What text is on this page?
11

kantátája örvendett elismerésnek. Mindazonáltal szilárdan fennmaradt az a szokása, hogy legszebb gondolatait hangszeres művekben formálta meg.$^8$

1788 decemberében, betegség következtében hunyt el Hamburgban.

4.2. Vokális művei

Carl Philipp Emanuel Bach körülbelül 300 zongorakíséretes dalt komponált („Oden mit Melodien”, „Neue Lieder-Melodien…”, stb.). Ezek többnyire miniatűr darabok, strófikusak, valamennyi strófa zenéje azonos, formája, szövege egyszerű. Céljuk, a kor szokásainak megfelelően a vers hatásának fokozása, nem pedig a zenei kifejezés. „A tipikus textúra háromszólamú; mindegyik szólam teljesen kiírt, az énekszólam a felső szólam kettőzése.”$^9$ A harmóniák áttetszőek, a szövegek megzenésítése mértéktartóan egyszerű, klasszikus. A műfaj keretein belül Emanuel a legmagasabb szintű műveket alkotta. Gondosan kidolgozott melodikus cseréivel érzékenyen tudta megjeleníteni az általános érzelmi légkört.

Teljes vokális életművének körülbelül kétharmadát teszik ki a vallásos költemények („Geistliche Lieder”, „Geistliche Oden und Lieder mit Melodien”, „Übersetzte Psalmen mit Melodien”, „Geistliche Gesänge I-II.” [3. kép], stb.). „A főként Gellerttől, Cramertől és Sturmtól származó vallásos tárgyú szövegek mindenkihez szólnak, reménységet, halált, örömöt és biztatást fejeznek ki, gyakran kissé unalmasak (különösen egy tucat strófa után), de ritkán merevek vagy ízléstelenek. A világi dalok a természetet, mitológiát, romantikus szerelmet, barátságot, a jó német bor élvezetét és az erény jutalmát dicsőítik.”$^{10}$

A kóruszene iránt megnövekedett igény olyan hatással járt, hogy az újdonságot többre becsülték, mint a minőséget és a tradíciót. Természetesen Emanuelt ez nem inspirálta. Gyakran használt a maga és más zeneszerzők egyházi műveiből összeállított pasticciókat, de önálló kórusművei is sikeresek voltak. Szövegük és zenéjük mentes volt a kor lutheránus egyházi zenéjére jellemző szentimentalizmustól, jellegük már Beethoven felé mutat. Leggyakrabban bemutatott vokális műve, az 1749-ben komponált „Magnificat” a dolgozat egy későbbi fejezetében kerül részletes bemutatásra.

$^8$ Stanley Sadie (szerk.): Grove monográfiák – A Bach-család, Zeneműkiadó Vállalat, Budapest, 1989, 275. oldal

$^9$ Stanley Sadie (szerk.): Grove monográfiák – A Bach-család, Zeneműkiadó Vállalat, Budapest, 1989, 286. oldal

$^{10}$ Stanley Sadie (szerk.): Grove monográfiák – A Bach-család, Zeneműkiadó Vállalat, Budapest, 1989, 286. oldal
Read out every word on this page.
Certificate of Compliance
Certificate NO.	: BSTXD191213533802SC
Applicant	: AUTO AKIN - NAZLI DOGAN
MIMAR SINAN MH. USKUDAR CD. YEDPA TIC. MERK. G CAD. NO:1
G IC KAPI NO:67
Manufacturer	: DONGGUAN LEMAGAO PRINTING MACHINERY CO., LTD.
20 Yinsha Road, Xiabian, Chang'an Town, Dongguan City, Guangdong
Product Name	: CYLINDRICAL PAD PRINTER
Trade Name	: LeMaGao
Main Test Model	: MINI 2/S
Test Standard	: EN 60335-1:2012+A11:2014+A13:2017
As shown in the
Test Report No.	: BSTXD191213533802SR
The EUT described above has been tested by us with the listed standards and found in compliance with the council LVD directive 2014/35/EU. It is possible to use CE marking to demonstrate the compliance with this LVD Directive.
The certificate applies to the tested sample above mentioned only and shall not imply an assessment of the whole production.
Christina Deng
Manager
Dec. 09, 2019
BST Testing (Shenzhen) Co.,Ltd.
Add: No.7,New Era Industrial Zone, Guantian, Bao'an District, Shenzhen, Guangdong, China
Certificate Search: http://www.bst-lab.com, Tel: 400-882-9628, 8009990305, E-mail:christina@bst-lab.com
####################
■ **Directive**:
From the listing above, extract all records word for word.

■ **Solution to the exercise**:
What text is on this page?
11

kantátája örvendett elismerésnek. Mindazonáltal szilárdan fennmaradt az a szokása, hogy legszebb gondolatait hangszeres művekben formálta meg.$^8$

1788 decemberében, betegség következtében hunyt el Hamburgban.

4.2. Vokális művei

Carl Philipp Emanuel Bach körülbelül 300 zongorakíséretes dalt komponált („Oden mit Melodien”, „Neue Lieder-Melodien…”, stb.). Ezek többnyire miniatűr darabok, strófikusak, valamennyi strófa zenéje azonos, formája, szövege egyszerű. Céljuk, a kor szokásainak megfelelően a vers hatásának fokozása, nem pedig a zenei kifejezés. „A tipikus textúra háromszólamú; mindegyik szólam teljesen kiírt, az énekszólam a felső szólam kettőzése.”$^9$ A harmóniák áttetszőek, a szövegek megzenésítése mértéktartóan egyszerű, klasszikus. A műfaj keretein belül Emanuel a legmagasabb szintű műveket alkotta. Gondosan kidolgozott melodikus cseréivel érzékenyen tudta megjeleníteni az általános érzelmi légkört.

Teljes vokális életművének körülbelül kétharmadát teszik ki a vallásos költemények („Geistliche Lieder”, „Geistliche Oden und Lieder mit Melodien”, „Übersetzte Psalmen mit Melodien”, „Geistliche Gesänge I-II.” [3. kép], stb.). „A főként Gellerttől, Cramertől és Sturmtól származó vallásos tárgyú szövegek mindenkihez szólnak, reménységet, halált, örömöt és biztatást fejeznek ki, gyakran kissé unalmasak (különösen egy tucat strófa után), de ritkán merevek vagy ízléstelenek. A világi dalok a természetet, mitológiát, romantikus szerelmet, barátságot, a jó német bor élvezetét és az erény jutalmát dicsőítik.”$^{10}$

A kóruszene iránt megnövekedett igény olyan hatással járt, hogy az újdonságot többre becsülték, mint a minőséget és a tradíciót. Természetesen Emanuelt ez nem inspirálta. Gyakran használt a maga és más zeneszerzők egyházi műveiből összeállított pasticciókat, de önálló kórusművei is sikeresek voltak. Szövegük és zenéjük mentes volt a kor lutheránus egyházi zenéjére jellemző szentimentalizmustól, jellegük már Beethoven felé mutat. Leggyakrabban bemutatott vokális műve, az 1749-ben komponált „Magnificat” a dolgozat egy későbbi fejezetében kerül részletes bemutatásra.

$^8$ Stanley Sadie (szerk.): Grove monográfiák – A Bach-család, Zeneműkiadó Vállalat, Budapest, 1989, 275. oldal

$^9$ Stanley Sadie (szerk.): Grove monográfiák – A Bach-család, Zeneműkiadó Vállalat, Budapest, 1989, 286. oldal

$^{10}$ Stanley Sadie (szerk.): Grove monográfiák – A Bach-család, Zeneműkiadó Vállalat, Budapest, 1989, 286. oldal
Read out every word on this page.
Certificate of Compliance
Certificate NO.	: BSTXD191213533802SC
Applicant	: AUTO AKIN - NAZLI DOGAN
MIMAR SINAN MH. USKUDAR CD. YEDPA TIC. MERK. G CAD. NO:1
G IC KAPI NO:67
Manufacturer	: DONGGUAN LEMAGAO PRINTING MACHINERY CO., LTD.
20 Yinsha Road, Xiabian, Chang'an Town, Dongguan City, Guangdong
Product Name	: CYLINDRICAL PAD PRINTER
Trade Name	: LeMaGao
Main Test Model	: MINI 2/S
Test Standard	: EN 60335-1:2012+A11:2014+A13:2017
As shown in the
Test Report No.	: BSTXD191213533802SR
The EUT described above has been tested by us with the listed standards and found in compliance with the council LVD directive 2014/35/EU. It is possible to use CE marking to demonstrate the compliance with this LVD Directive.
The certificate applies to the tested sample above mentioned only and shall not imply an assessment of the whole production.
Christina Deng
Manager
Dec. 09, 2019
BST Testing (Shenzhen) Co.,Ltd.
Add: No.7,New Era Industrial Zone, Guantian, Bao'an District, Shenzhen, Guangdong, China
Certificate Search: http://www.bst-lab.com, Tel: 400-882-9628, 8009990305, E-mail:christina@bst-lab.com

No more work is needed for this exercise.